**Given task**
Filter these entries so that only lines with the word "Signature" remain.

**Listed records**
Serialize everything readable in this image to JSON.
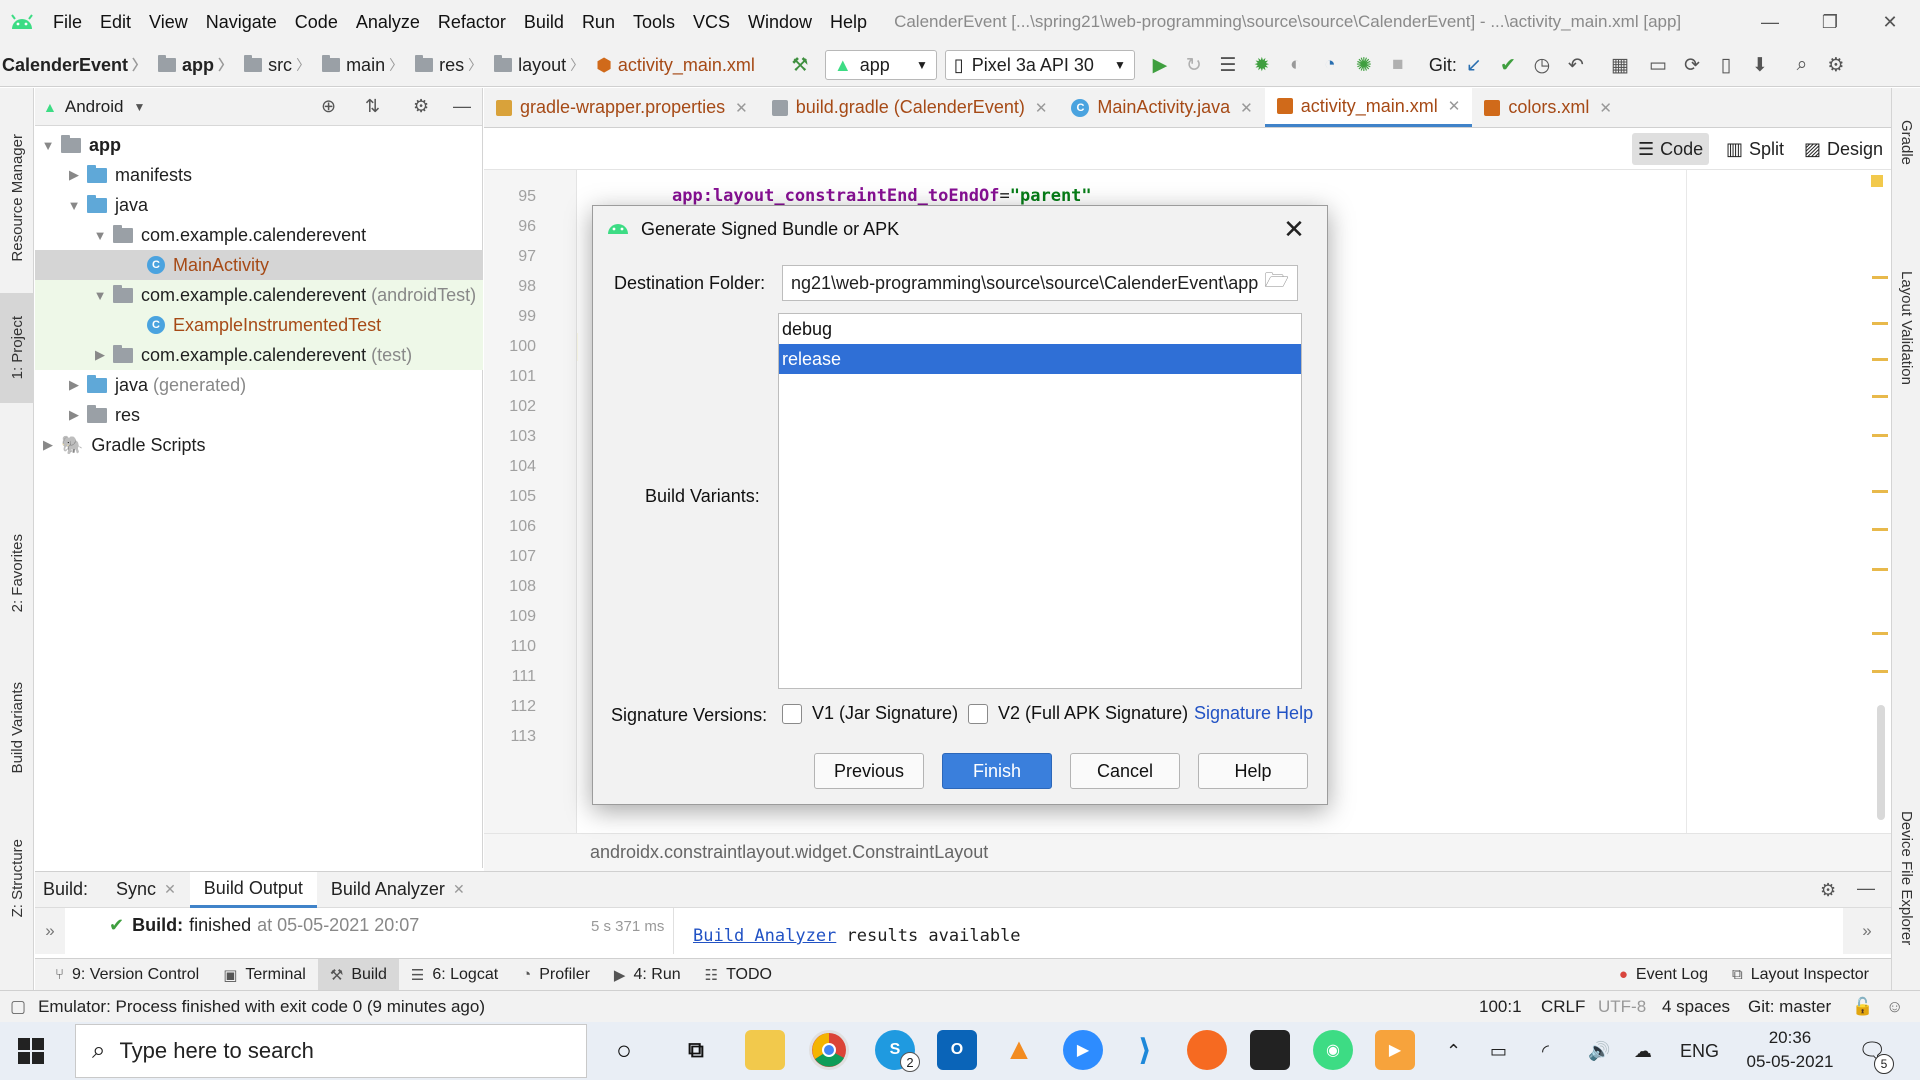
{
  "menubar": {
    "items": [
      "File",
      "Edit",
      "View",
      "Navigate",
      "Code",
      "Analyze",
      "Refactor",
      "Build",
      "Run",
      "Tools",
      "VCS",
      "Window",
      "Help"
    ],
    "title": "CalenderEvent [...\\spring21\\web-programming\\source\\source\\CalenderEvent] - ...\\activity_main.xml [app]"
  },
  "navbar": {
    "crumbs": [
      "CalenderEvent",
      "app",
      "src",
      "main",
      "res",
      "layout",
      "activity_main.xml"
    ],
    "run_config": "app",
    "device": "Pixel 3a API 30",
    "git_label": "Git:"
  },
  "project": {
    "view_mode": "Android",
    "tree": [
      {
        "label": "app",
        "bold": true
      },
      {
        "label": "manifests"
      },
      {
        "label": "java"
      },
      {
        "label": "com.example.calenderevent"
      },
      {
        "label": "MainActivity"
      },
      {
        "label": "com.example.calenderevent",
        "suffix": "(androidTest)"
      },
      {
        "label": "ExampleInstrumentedTest"
      },
      {
        "label": "com.example.calenderevent",
        "suffix": "(test)"
      },
      {
        "label": "java",
        "suffix": "(generated)"
      },
      {
        "label": "res"
      },
      {
        "label": "Gradle Scripts"
      }
    ]
  },
  "left_stripe": {
    "resource_manager": "Resource Manager",
    "project": "1: Project",
    "favorites": "2: Favorites",
    "build_variants": "Build Variants",
    "structure": "Z: Structure"
  },
  "right_stripe": {
    "gradle": "Gradle",
    "layout_validation": "Layout Validation",
    "device_file_explorer": "Device File Explorer"
  },
  "editor": {
    "tabs": [
      {
        "label": "gradle-wrapper.properties"
      },
      {
        "label": "build.gradle (CalenderEvent)"
      },
      {
        "label": "MainActivity.java"
      },
      {
        "label": "activity_main.xml",
        "active": true
      },
      {
        "label": "colors.xml"
      }
    ],
    "view_modes": [
      "Code",
      "Split",
      "Design"
    ],
    "line_numbers": [
      "95",
      "96",
      "97",
      "98",
      "99",
      "100",
      "101",
      "102",
      "103",
      "104",
      "105",
      "106",
      "107",
      "108",
      "109",
      "110",
      "111",
      "112",
      "113"
    ],
    "code_line_95_attr": "app:layout_constraintEnd_toEndOf",
    "code_line_95_eq": "=",
    "code_line_95_value": "\"parent\"",
    "bottom_breadcrumb": "androidx.constraintlayout.widget.ConstraintLayout"
  },
  "dialog": {
    "title": "Generate Signed Bundle or APK",
    "destination_label": "Destination Folder:",
    "destination_value": "ng21\\web-programming\\source\\source\\CalenderEvent\\app",
    "build_variants_label": "Build Variants:",
    "variants": [
      {
        "label": "debug",
        "selected": false
      },
      {
        "label": "release",
        "selected": true
      }
    ],
    "signature_label": "Signature Versions:",
    "v1_label": "V1 (Jar Signature)",
    "v2_label": "V2 (Full APK Signature)",
    "v1_checked": false,
    "v2_checked": false,
    "signature_help": "Signature Help",
    "buttons": {
      "previous": "Previous",
      "finish": "Finish",
      "cancel": "Cancel",
      "help": "Help"
    }
  },
  "build_panel": {
    "label": "Build:",
    "tabs": [
      "Sync",
      "Build Output",
      "Build Analyzer"
    ],
    "status_bold": "Build:",
    "status_text": "finished",
    "status_time": "at 05-05-2021 20:07",
    "duration": "5 s 371 ms",
    "analyzer_link": "Build Analyzer",
    "analyzer_text": "results available"
  },
  "tool_windows": {
    "version_control": "9: Version Control",
    "terminal": "Terminal",
    "build": "Build",
    "logcat": "6: Logcat",
    "profiler": "Profiler",
    "run": "4: Run",
    "todo": "TODO",
    "event_log": "Event Log",
    "layout_inspector": "Layout Inspector"
  },
  "statusbar": {
    "message": "Emulator: Process finished with exit code 0 (9 minutes ago)",
    "position": "100:1",
    "line_sep": "CRLF",
    "encoding": "UTF-8",
    "indent": "4 spaces",
    "git": "Git: master"
  },
  "taskbar": {
    "search_placeholder": "Type here to search",
    "lang": "ENG",
    "time": "20:36",
    "date": "05-05-2021",
    "notif_count": "5",
    "skype_badge": "2"
  },
  "colors": {
    "accent": "#3a7fdc",
    "selection": "#2f6fd6",
    "link": "#2152c4",
    "android_green": "#3ddc84"
  }
}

**Task answer**
    "signature_label": "Signature Versions:",
    "v1_label": "V1 (Jar Signature)",
    "v2_label": "V2 (Full APK Signature)",
    "signature_help": "Signature Help",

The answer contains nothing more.